Print the complete set of entries exactly.

___ SUPPLIED MATERIAL ___

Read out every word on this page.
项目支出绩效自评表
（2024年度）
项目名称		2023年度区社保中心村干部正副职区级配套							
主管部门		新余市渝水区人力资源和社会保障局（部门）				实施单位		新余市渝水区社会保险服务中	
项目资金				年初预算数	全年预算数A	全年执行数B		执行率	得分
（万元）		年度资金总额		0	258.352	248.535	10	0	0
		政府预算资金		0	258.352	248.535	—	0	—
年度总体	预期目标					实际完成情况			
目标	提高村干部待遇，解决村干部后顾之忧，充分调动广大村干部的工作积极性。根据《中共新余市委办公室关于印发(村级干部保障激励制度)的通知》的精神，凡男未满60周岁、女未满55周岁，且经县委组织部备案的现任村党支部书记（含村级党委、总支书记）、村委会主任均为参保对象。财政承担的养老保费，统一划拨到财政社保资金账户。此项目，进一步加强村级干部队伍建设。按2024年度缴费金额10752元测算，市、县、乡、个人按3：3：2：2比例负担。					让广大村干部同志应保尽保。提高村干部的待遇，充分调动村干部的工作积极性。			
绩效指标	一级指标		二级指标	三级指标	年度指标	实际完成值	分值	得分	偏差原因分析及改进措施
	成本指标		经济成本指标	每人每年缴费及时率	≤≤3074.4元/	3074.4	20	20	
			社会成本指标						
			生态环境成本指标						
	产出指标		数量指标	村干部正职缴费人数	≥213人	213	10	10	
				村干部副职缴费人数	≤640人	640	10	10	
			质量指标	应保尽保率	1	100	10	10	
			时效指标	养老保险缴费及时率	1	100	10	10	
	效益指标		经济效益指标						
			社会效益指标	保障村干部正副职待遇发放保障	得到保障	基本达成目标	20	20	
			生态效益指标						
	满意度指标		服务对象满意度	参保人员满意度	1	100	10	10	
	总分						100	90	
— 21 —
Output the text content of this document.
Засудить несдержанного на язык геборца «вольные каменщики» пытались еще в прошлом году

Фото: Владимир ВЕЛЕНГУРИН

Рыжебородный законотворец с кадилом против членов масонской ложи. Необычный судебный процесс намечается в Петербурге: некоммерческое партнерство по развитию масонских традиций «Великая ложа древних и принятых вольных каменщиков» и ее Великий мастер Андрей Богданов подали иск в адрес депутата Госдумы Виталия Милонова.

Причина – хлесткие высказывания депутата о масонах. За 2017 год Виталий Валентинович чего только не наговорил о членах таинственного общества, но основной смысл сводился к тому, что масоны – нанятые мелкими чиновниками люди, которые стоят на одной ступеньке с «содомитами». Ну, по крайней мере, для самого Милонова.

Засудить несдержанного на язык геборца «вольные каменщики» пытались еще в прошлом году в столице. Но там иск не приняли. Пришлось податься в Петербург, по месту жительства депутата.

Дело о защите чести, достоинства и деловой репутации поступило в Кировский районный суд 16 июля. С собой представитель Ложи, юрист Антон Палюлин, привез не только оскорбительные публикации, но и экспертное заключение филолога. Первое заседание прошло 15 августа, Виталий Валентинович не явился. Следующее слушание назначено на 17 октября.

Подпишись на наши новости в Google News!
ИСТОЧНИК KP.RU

___

TASK SOLUTION -
Read out every word on this page.
项目支出绩效自评表
（2024年度）
项目名称		2023年度区社保中心村干部正副职区级配套							
主管部门		新余市渝水区人力资源和社会保障局（部门）				实施单位		新余市渝水区社会保险服务中	
项目资金				年初预算数	全年预算数A	全年执行数B		执行率	得分
（万元）		年度资金总额		0	258.352	248.535	10	0	0
		政府预算资金		0	258.352	248.535	—	0	—
年度总体	预期目标					实际完成情况			
目标	提高村干部待遇，解决村干部后顾之忧，充分调动广大村干部的工作积极性。根据《中共新余市委办公室关于印发(村级干部保障激励制度)的通知》的精神，凡男未满60周岁、女未满55周岁，且经县委组织部备案的现任村党支部书记（含村级党委、总支书记）、村委会主任均为参保对象。财政承担的养老保费，统一划拨到财政社保资金账户。此项目，进一步加强村级干部队伍建设。按2024年度缴费金额10752元测算，市、县、乡、个人按3：3：2：2比例负担。					让广大村干部同志应保尽保。提高村干部的待遇，充分调动村干部的工作积极性。			
绩效指标	一级指标		二级指标	三级指标	年度指标	实际完成值	分值	得分	偏差原因分析及改进措施
	成本指标		经济成本指标	每人每年缴费及时率	≤≤3074.4元/	3074.4	20	20	
			社会成本指标						
			生态环境成本指标						
	产出指标		数量指标	村干部正职缴费人数	≥213人	213	10	10	
				村干部副职缴费人数	≤640人	640	10	10	
			质量指标	应保尽保率	1	100	10	10	
			时效指标	养老保险缴费及时率	1	100	10	10	
	效益指标		经济效益指标						
			社会效益指标	保障村干部正副职待遇发放保障	得到保障	基本达成目标	20	20	
			生态效益指标						
	满意度指标		服务对象满意度	参保人员满意度	1	100	10	10	
	总分						100	90	
— 21 —
Output the text content of this document.
Засудить несдержанного на язык геборца «вольные каменщики» пытались еще в прошлом году

Фото: Владимир ВЕЛЕНГУРИН

Рыжебородный законотворец с кадилом против членов масонской ложи. Необычный судебный процесс намечается в Петербурге: некоммерческое партнерство по развитию масонских традиций «Великая ложа древних и принятых вольных каменщиков» и ее Великий мастер Андрей Богданов подали иск в адрес депутата Госдумы Виталия Милонова.

Причина – хлесткие высказывания депутата о масонах. За 2017 год Виталий Валентинович чего только не наговорил о членах таинственного общества, но основной смысл сводился к тому, что масоны – нанятые мелкими чиновниками люди, которые стоят на одной ступеньке с «содомитами». Ну, по крайней мере, для самого Милонова.

Засудить несдержанного на язык геборца «вольные каменщики» пытались еще в прошлом году в столице. Но там иск не приняли. Пришлось податься в Петербург, по месту жительства депутата.

Дело о защите чести, достоинства и деловой репутации поступило в Кировский районный суд 16 июля. С собой представитель Ложи, юрист Антон Палюлин, привез не только оскорбительные публикации, но и экспертное заключение филолога. Первое заседание прошло 15 августа, Виталий Валентинович не явился. Следующее слушание назначено на 17 октября.

Подпишись на наши новости в Google News!
ИСТОЧНИК KP.RU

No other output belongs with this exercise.